A block of data:
──────────────────────────────

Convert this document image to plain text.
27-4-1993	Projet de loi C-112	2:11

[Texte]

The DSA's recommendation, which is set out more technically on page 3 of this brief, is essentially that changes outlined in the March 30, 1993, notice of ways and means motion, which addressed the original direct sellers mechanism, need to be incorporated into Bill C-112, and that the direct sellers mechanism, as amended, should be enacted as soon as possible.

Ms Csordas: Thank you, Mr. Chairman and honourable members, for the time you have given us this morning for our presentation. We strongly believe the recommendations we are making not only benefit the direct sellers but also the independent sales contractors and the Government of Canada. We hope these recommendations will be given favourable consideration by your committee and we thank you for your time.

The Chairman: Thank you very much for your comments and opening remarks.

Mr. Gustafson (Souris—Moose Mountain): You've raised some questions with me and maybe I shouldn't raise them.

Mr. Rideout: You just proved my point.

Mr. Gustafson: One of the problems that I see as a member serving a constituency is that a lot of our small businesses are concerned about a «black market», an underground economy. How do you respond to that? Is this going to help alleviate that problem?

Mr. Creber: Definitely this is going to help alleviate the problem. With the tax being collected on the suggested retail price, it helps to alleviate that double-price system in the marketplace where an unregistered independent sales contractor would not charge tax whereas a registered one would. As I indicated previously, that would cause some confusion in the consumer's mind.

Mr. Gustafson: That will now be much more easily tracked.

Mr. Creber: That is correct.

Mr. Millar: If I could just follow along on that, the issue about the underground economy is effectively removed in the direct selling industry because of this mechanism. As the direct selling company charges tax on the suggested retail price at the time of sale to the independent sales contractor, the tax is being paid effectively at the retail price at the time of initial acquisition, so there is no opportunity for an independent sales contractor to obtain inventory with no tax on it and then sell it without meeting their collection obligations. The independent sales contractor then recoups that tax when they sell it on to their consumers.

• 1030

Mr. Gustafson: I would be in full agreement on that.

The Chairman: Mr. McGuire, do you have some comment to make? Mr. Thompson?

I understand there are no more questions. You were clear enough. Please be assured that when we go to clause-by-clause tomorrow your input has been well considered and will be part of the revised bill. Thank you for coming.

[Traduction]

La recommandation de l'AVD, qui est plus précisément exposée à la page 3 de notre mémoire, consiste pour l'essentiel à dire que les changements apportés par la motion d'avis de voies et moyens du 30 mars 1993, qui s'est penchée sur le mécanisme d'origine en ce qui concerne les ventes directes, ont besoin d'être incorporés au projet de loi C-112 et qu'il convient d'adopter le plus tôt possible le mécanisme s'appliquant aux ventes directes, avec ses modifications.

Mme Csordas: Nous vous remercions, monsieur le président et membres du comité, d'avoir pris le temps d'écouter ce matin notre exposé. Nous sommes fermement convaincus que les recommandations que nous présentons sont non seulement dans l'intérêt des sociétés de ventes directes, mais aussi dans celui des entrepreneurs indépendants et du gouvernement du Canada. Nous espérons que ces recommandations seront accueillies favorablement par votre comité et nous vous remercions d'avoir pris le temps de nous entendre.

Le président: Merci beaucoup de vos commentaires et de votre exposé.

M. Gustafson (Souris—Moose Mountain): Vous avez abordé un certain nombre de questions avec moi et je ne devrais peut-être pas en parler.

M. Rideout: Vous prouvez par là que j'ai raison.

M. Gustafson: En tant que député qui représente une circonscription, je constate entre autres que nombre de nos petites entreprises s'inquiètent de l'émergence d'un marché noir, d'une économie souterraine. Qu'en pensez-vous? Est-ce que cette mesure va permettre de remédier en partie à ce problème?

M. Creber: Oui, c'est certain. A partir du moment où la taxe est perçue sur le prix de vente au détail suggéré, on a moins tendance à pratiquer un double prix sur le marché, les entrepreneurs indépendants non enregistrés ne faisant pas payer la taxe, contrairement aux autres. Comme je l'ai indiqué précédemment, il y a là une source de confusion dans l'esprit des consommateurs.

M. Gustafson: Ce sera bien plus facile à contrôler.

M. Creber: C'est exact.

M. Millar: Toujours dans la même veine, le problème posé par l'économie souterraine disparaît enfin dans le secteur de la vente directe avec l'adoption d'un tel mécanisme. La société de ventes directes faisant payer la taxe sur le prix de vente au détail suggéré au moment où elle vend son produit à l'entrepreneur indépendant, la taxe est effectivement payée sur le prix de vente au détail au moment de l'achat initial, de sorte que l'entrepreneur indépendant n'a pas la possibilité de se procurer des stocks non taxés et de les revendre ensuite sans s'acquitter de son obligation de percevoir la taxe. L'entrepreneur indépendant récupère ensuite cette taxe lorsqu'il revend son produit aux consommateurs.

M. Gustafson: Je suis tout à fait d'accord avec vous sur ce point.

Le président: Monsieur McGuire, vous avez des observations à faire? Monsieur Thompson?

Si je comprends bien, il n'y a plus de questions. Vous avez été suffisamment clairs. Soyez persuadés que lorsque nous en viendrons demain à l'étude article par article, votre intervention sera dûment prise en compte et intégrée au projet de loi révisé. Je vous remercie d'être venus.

──────────────────────────────

§ PROBLEM DETAILS: Set down the material above again, word for word.

§ TASK RESULT:
Convert this document image to plain text.
27-4-1993	Projet de loi C-112	2:11

[Texte]

The DSA's recommendation, which is set out more technically on page 3 of this brief, is essentially that changes outlined in the March 30, 1993, notice of ways and means motion, which addressed the original direct sellers mechanism, need to be incorporated into Bill C-112, and that the direct sellers mechanism, as amended, should be enacted as soon as possible.

Ms Csordas: Thank you, Mr. Chairman and honourable members, for the time you have given us this morning for our presentation. We strongly believe the recommendations we are making not only benefit the direct sellers but also the independent sales contractors and the Government of Canada. We hope these recommendations will be given favourable consideration by your committee and we thank you for your time.

The Chairman: Thank you very much for your comments and opening remarks.

Mr. Gustafson (Souris—Moose Mountain): You've raised some questions with me and maybe I shouldn't raise them.

Mr. Rideout: You just proved my point.

Mr. Gustafson: One of the problems that I see as a member serving a constituency is that a lot of our small businesses are concerned about a «black market», an underground economy. How do you respond to that? Is this going to help alleviate that problem?

Mr. Creber: Definitely this is going to help alleviate the problem. With the tax being collected on the suggested retail price, it helps to alleviate that double-price system in the marketplace where an unregistered independent sales contractor would not charge tax whereas a registered one would. As I indicated previously, that would cause some confusion in the consumer's mind.

Mr. Gustafson: That will now be much more easily tracked.

Mr. Creber: That is correct.

Mr. Millar: If I could just follow along on that, the issue about the underground economy is effectively removed in the direct selling industry because of this mechanism. As the direct selling company charges tax on the suggested retail price at the time of sale to the independent sales contractor, the tax is being paid effectively at the retail price at the time of initial acquisition, so there is no opportunity for an independent sales contractor to obtain inventory with no tax on it and then sell it without meeting their collection obligations. The independent sales contractor then recoups that tax when they sell it on to their consumers.

• 1030

Mr. Gustafson: I would be in full agreement on that.

The Chairman: Mr. McGuire, do you have some comment to make? Mr. Thompson?

I understand there are no more questions. You were clear enough. Please be assured that when we go to clause-by-clause tomorrow your input has been well considered and will be part of the revised bill. Thank you for coming.

[Traduction]

La recommandation de l'AVD, qui est plus précisément exposée à la page 3 de notre mémoire, consiste pour l'essentiel à dire que les changements apportés par la motion d'avis de voies et moyens du 30 mars 1993, qui s'est penchée sur le mécanisme d'origine en ce qui concerne les ventes directes, ont besoin d'être incorporés au projet de loi C-112 et qu'il convient d'adopter le plus tôt possible le mécanisme s'appliquant aux ventes directes, avec ses modifications.

Mme Csordas: Nous vous remercions, monsieur le président et membres du comité, d'avoir pris le temps d'écouter ce matin notre exposé. Nous sommes fermement convaincus que les recommandations que nous présentons sont non seulement dans l'intérêt des sociétés de ventes directes, mais aussi dans celui des entrepreneurs indépendants et du gouvernement du Canada. Nous espérons que ces recommandations seront accueillies favorablement par votre comité et nous vous remercions d'avoir pris le temps de nous entendre.

Le président: Merci beaucoup de vos commentaires et de votre exposé.

M. Gustafson (Souris—Moose Mountain): Vous avez abordé un certain nombre de questions avec moi et je ne devrais peut-être pas en parler.

M. Rideout: Vous prouvez par là que j'ai raison.

M. Gustafson: En tant que député qui représente une circonscription, je constate entre autres que nombre de nos petites entreprises s'inquiètent de l'émergence d'un marché noir, d'une économie souterraine. Qu'en pensez-vous? Est-ce que cette mesure va permettre de remédier en partie à ce problème?

M. Creber: Oui, c'est certain. A partir du moment où la taxe est perçue sur le prix de vente au détail suggéré, on a moins tendance à pratiquer un double prix sur le marché, les entrepreneurs indépendants non enregistrés ne faisant pas payer la taxe, contrairement aux autres. Comme je l'ai indiqué précédemment, il y a là une source de confusion dans l'esprit des consommateurs.

M. Gustafson: Ce sera bien plus facile à contrôler.

M. Creber: C'est exact.

M. Millar: Toujours dans la même veine, le problème posé par l'économie souterraine disparaît enfin dans le secteur de la vente directe avec l'adoption d'un tel mécanisme. La société de ventes directes faisant payer la taxe sur le prix de vente au détail suggéré au moment où elle vend son produit à l'entrepreneur indépendant, la taxe est effectivement payée sur le prix de vente au détail au moment de l'achat initial, de sorte que l'entrepreneur indépendant n'a pas la possibilité de se procurer des stocks non taxés et de les revendre ensuite sans s'acquitter de son obligation de percevoir la taxe. L'entrepreneur indépendant récupère ensuite cette taxe lorsqu'il revend son produit aux consommateurs.

M. Gustafson: Je suis tout à fait d'accord avec vous sur ce point.

Le président: Monsieur McGuire, vous avez des observations à faire? Monsieur Thompson?

Si je comprends bien, il n'y a plus de questions. Vous avez été suffisamment clairs. Soyez persuadés que lorsque nous en viendrons demain à l'étude article par article, votre intervention sera dûment prise en compte et intégrée au projet de loi révisé. Je vous remercie d'être venus.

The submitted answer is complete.